§ **Task instructions**: Transcribe all records exactly.

Dataset entries on figures

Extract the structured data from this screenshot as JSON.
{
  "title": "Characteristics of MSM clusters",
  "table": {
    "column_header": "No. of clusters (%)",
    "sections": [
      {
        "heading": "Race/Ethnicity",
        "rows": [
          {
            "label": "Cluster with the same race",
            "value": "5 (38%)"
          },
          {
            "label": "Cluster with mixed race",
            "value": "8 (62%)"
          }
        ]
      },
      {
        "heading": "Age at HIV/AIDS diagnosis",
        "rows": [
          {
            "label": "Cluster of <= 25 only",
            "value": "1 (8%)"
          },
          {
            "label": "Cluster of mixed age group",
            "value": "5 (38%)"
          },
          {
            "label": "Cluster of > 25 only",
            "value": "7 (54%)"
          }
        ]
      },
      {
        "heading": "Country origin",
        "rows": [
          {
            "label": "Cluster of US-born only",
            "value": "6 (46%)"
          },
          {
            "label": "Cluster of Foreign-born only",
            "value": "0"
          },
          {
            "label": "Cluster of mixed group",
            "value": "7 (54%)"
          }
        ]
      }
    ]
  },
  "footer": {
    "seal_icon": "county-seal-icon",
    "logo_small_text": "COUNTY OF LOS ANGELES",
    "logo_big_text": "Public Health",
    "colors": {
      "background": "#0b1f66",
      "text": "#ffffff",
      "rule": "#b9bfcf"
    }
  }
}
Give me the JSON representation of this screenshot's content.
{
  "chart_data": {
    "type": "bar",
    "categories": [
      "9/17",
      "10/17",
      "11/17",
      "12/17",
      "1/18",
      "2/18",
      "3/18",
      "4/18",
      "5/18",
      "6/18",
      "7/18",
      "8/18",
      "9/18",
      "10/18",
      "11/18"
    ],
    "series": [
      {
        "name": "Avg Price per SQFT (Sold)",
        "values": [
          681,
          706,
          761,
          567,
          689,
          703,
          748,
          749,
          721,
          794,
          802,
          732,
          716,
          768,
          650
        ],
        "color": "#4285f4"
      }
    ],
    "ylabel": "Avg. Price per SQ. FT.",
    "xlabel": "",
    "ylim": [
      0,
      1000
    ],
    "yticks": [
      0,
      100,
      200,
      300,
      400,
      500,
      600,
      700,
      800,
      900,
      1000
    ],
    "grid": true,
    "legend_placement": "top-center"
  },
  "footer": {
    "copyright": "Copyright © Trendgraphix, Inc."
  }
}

§ **The completed task**:
Extract the structured data from this screenshot as JSON.
{
  "title": "Characteristics of MSM clusters",
  "table": {
    "column_header": "No. of clusters (%)",
    "sections": [
      {
        "heading": "Race/Ethnicity",
        "rows": [
          {
            "label": "Cluster with the same race",
            "value": "5 (38%)"
          },
          {
            "label": "Cluster with mixed race",
            "value": "8 (62%)"
          }
        ]
      },
      {
        "heading": "Age at HIV/AIDS diagnosis",
        "rows": [
          {
            "label": "Cluster of <= 25 only",
            "value": "1 (8%)"
          },
          {
            "label": "Cluster of mixed age group",
            "value": "5 (38%)"
          },
          {
            "label": "Cluster of > 25 only",
            "value": "7 (54%)"
          }
        ]
      },
      {
        "heading": "Country origin",
        "rows": [
          {
            "label": "Cluster of US-born only",
            "value": "6 (46%)"
          },
          {
            "label": "Cluster of Foreign-born only",
            "value": "0"
          },
          {
            "label": "Cluster of mixed group",
            "value": "7 (54%)"
          }
        ]
      }
    ]
  },
  "footer": {
    "seal_icon": "county-seal-icon",
    "logo_small_text": "COUNTY OF LOS ANGELES",
    "logo_big_text": "Public Health",
    "colors": {
      "background": "#0b1f66",
      "text": "#ffffff",
      "rule": "#b9bfcf"
    }
  }
}
Give me the JSON representation of this screenshot's content.
{
  "chart_data": {
    "type": "bar",
    "categories": [
      "9/17",
      "10/17",
      "11/17",
      "12/17",
      "1/18",
      "2/18",
      "3/18",
      "4/18",
      "5/18",
      "6/18",
      "7/18",
      "8/18",
      "9/18",
      "10/18",
      "11/18"
    ],
    "series": [
      {
        "name": "Avg Price per SQFT (Sold)",
        "values": [
          681,
          706,
          761,
          567,
          689,
          703,
          748,
          749,
          721,
          794,
          802,
          732,
          716,
          768,
          650
        ],
        "color": "#4285f4"
      }
    ],
    "ylabel": "Avg. Price per SQ. FT.",
    "xlabel": "",
    "ylim": [
      0,
      1000
    ],
    "yticks": [
      0,
      100,
      200,
      300,
      400,
      500,
      600,
      700,
      800,
      900,
      1000
    ],
    "grid": true,
    "legend_placement": "top-center"
  },
  "footer": {
    "copyright": "Copyright © Trendgraphix, Inc."
  }
}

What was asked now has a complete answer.